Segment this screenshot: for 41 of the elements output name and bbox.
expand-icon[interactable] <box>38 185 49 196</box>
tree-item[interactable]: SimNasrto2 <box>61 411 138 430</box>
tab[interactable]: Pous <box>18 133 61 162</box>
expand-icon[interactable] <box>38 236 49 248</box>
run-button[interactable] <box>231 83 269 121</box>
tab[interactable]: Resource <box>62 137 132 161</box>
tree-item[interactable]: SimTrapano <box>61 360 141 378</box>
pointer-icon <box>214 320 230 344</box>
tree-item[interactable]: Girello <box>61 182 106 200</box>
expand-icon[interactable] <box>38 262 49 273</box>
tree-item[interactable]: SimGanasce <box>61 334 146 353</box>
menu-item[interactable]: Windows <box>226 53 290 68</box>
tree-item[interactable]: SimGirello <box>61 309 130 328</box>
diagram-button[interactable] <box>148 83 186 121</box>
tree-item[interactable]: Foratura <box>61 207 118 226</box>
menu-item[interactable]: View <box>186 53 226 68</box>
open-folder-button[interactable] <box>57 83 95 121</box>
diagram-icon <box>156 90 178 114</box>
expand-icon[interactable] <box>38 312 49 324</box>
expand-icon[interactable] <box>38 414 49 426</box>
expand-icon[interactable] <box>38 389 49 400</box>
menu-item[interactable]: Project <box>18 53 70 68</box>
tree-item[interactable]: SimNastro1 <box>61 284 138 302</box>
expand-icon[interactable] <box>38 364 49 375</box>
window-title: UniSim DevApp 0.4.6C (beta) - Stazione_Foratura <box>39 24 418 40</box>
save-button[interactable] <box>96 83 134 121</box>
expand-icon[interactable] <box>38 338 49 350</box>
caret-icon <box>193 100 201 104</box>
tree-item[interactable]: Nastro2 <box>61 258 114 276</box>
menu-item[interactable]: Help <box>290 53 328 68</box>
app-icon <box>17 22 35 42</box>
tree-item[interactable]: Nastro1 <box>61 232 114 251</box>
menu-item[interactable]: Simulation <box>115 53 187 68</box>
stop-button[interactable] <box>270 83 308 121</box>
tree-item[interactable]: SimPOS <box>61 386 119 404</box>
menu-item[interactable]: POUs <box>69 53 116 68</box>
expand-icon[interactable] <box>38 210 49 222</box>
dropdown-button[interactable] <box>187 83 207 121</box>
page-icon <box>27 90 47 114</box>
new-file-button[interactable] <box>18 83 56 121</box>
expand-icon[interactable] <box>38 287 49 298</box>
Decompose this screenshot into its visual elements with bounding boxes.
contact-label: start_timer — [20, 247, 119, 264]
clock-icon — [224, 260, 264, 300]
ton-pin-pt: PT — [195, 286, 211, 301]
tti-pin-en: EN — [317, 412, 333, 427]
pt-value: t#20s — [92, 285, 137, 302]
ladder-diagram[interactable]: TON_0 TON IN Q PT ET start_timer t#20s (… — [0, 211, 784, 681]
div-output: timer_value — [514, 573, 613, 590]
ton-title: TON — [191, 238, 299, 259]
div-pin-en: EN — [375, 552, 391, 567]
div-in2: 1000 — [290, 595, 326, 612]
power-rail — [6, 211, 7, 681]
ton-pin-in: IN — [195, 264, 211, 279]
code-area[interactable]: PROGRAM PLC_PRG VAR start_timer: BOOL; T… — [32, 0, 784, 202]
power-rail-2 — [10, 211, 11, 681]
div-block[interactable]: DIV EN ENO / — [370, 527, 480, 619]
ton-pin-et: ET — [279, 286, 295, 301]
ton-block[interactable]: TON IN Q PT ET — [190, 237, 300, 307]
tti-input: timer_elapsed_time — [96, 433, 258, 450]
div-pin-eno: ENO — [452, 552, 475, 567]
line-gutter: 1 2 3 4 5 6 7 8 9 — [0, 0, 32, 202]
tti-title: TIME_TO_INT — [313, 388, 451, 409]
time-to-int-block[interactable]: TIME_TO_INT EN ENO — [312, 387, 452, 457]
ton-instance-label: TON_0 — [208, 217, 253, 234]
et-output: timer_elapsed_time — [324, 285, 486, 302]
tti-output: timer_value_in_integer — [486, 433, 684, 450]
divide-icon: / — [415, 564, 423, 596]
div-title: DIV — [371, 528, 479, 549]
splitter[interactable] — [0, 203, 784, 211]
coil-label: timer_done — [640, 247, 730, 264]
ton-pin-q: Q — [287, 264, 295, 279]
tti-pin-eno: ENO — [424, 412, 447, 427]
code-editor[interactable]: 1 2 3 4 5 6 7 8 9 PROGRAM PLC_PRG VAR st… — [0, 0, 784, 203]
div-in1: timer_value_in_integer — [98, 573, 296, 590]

What the exercise asks: Please transcribe all of the records above line by line, keeping every character the same.

Solution for this task:
Segment this screenshot: for 41 of the elements output name and bbox.
expand-icon[interactable] <box>38 185 49 196</box>
tree-item[interactable]: SimNasrto2 <box>61 411 138 430</box>
tab[interactable]: Pous <box>18 133 61 162</box>
expand-icon[interactable] <box>38 236 49 248</box>
run-button[interactable] <box>231 83 269 121</box>
tab[interactable]: Resource <box>62 137 132 161</box>
tree-item[interactable]: SimTrapano <box>61 360 141 378</box>
pointer-icon <box>214 320 230 344</box>
tree-item[interactable]: Girello <box>61 182 106 200</box>
expand-icon[interactable] <box>38 262 49 273</box>
tree-item[interactable]: SimGanasce <box>61 334 146 353</box>
menu-item[interactable]: Windows <box>226 53 290 68</box>
tree-item[interactable]: SimGirello <box>61 309 130 328</box>
diagram-button[interactable] <box>148 83 186 121</box>
tree-item[interactable]: Foratura <box>61 207 118 226</box>
menu-item[interactable]: View <box>186 53 226 68</box>
open-folder-button[interactable] <box>57 83 95 121</box>
diagram-icon <box>156 90 178 114</box>
expand-icon[interactable] <box>38 312 49 324</box>
expand-icon[interactable] <box>38 414 49 426</box>
expand-icon[interactable] <box>38 389 49 400</box>
menu-item[interactable]: Project <box>18 53 70 68</box>
tree-item[interactable]: SimNastro1 <box>61 284 138 302</box>
expand-icon[interactable] <box>38 364 49 375</box>
window-title: UniSim DevApp 0.4.6C (beta) - Stazione_Foratura <box>39 24 418 40</box>
save-button[interactable] <box>96 83 134 121</box>
expand-icon[interactable] <box>38 338 49 350</box>
caret-icon <box>193 100 201 104</box>
tree-item[interactable]: Nastro2 <box>61 258 114 276</box>
menu-item[interactable]: Help <box>290 53 328 68</box>
app-icon <box>17 22 35 42</box>
tree-item[interactable]: Nastro1 <box>61 232 114 251</box>
menu-item[interactable]: Simulation <box>115 53 187 68</box>
stop-button[interactable] <box>270 83 308 121</box>
tree-item[interactable]: SimPOS <box>61 386 119 404</box>
menu-item[interactable]: POUs <box>69 53 116 68</box>
expand-icon[interactable] <box>38 210 49 222</box>
dropdown-button[interactable] <box>187 83 207 121</box>
page-icon <box>27 90 47 114</box>
new-file-button[interactable] <box>18 83 56 121</box>
expand-icon[interactable] <box>38 287 49 298</box>
Decompose this screenshot into its visual elements with bounding boxes.
contact-label: start_timer — [20, 247, 119, 264]
clock-icon — [224, 260, 264, 300]
ton-pin-pt: PT — [195, 286, 211, 301]
tti-pin-en: EN — [317, 412, 333, 427]
pt-value: t#20s — [92, 285, 137, 302]
ladder-diagram[interactable]: TON_0 TON IN Q PT ET start_timer t#20s (… — [0, 211, 784, 681]
div-output: timer_value — [514, 573, 613, 590]
ton-title: TON — [191, 238, 299, 259]
div-pin-en: EN — [375, 552, 391, 567]
div-in2: 1000 — [290, 595, 326, 612]
power-rail — [6, 211, 7, 681]
ton-pin-in: IN — [195, 264, 211, 279]
code-area[interactable]: PROGRAM PLC_PRG VAR start_timer: BOOL; T… — [32, 0, 784, 202]
power-rail-2 — [10, 211, 11, 681]
div-block[interactable]: DIV EN ENO / — [370, 527, 480, 619]
ton-pin-et: ET — [279, 286, 295, 301]
ton-block[interactable]: TON IN Q PT ET — [190, 237, 300, 307]
tti-input: timer_elapsed_time — [96, 433, 258, 450]
div-pin-eno: ENO — [452, 552, 475, 567]
line-gutter: 1 2 3 4 5 6 7 8 9 — [0, 0, 32, 202]
tti-title: TIME_TO_INT — [313, 388, 451, 409]
time-to-int-block[interactable]: TIME_TO_INT EN ENO — [312, 387, 452, 457]
ton-instance-label: TON_0 — [208, 217, 253, 234]
et-output: timer_elapsed_time — [324, 285, 486, 302]
tti-output: timer_value_in_integer — [486, 433, 684, 450]
divide-icon: / — [415, 564, 423, 596]
div-title: DIV — [371, 528, 479, 549]
splitter[interactable] — [0, 203, 784, 211]
coil-label: timer_done — [640, 247, 730, 264]
ton-pin-q: Q — [287, 264, 295, 279]
tti-pin-eno: ENO — [424, 412, 447, 427]
code-editor[interactable]: 1 2 3 4 5 6 7 8 9 PROGRAM PLC_PRG VAR st… — [0, 0, 784, 203]
div-in1: timer_value_in_integer — [98, 573, 296, 590]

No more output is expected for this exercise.